Work to do |
Repeat the records verbatim and leave the pictures out of your copy.
====== Data lines ======
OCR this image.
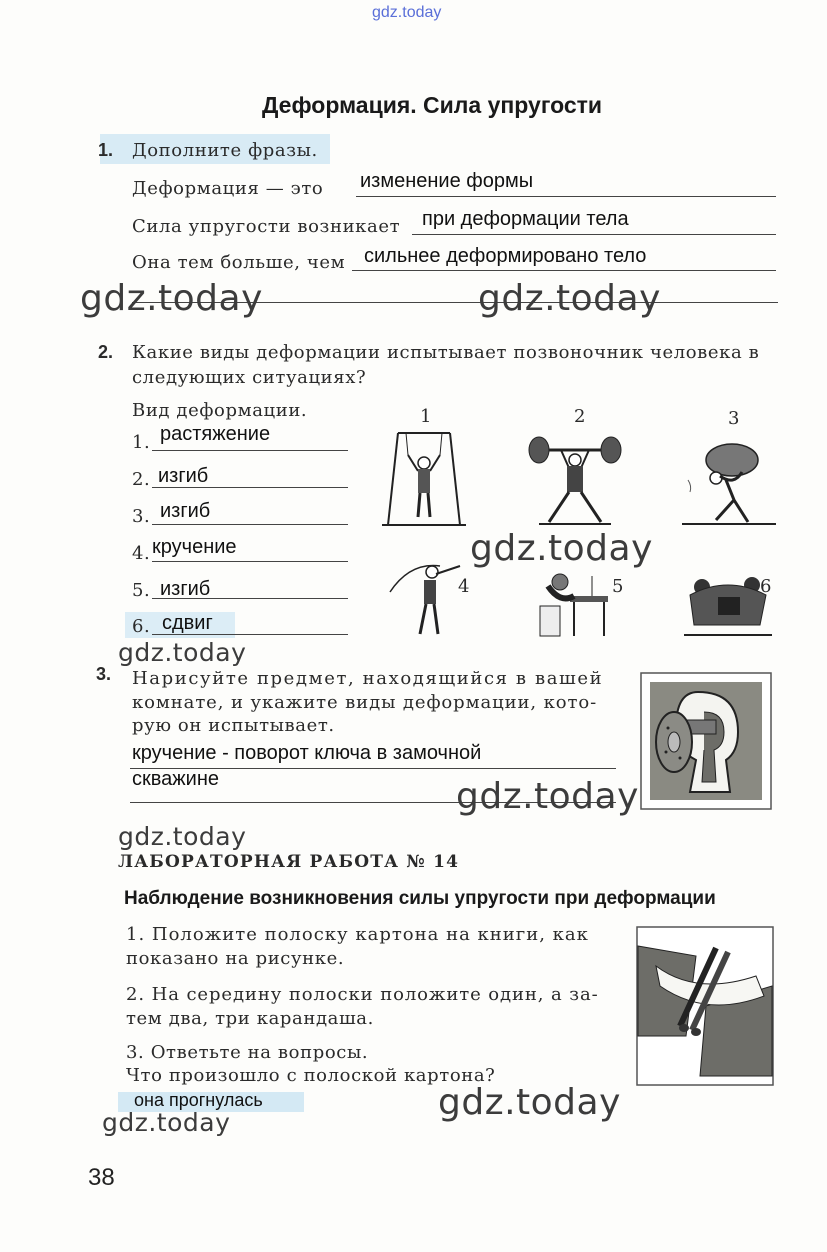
gdz.today
Деформация. Сила упругости
1. Дополните фразы.
Деформация — это изменение формы
Сила упругости возникает при деформации тела
Она тем больше, чем сильнее деформировано тело
gdz.today	gdz.today
2. Какие виды деформации испытывает позвоночник человека в следующих ситуациях?
Вид деформации.
1. растяжение
2. изгиб
3. изгиб
4. кручение
5. изгиб
6. сдвиг
1	2	3
4	5	6
gdz.today
gdz.today
3. Нарисуйте предмет, находящийся в вашей
комнате, и укажите виды деформации, кото-
рую он испытывает.
кручение - поворот ключа в замочной
скважине	gdz.today
gdz.today
ЛАБОРАТОРНАЯ РАБОТА № 14
Наблюдение возникновения силы упругости при деформации
1. Положите полоску картона на книги, как
показано на рисунке.
2. На середину полоски положите один, а за-
тем два, три карандаша.
3. Ответьте на вопросы.
Что произошло с полоской картона?
она прогнулась	gdz.today
gdz.today
38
======
Output for this exercise |
OCR this image.
gdz.today
Деформация. Сила упругости
1. Дополните фразы.
Деформация — это изменение формы
Сила упругости возникает при деформации тела
Она тем больше, чем сильнее деформировано тело
gdz.today	gdz.today
2. Какие виды деформации испытывает позвоночник человека в следующих ситуациях?
Вид деформации.
1. растяжение
2. изгиб
3. изгиб
4. кручение
5. изгиб
6. сдвиг
1	2	3
4	5	6
gdz.today
gdz.today
3. Нарисуйте предмет, находящийся в вашей
комнате, и укажите виды деформации, кото-
рую он испытывает.
кручение - поворот ключа в замочной
скважине	gdz.today
gdz.today
ЛАБОРАТОРНАЯ РАБОТА № 14
Наблюдение возникновения силы упругости при деформации
1. Положите полоску картона на книги, как
показано на рисунке.
2. На середину полоски положите один, а за-
тем два, три карандаша.
3. Ответьте на вопросы.
Что произошло с полоской картона?
она прогнулась	gdz.today
gdz.today
38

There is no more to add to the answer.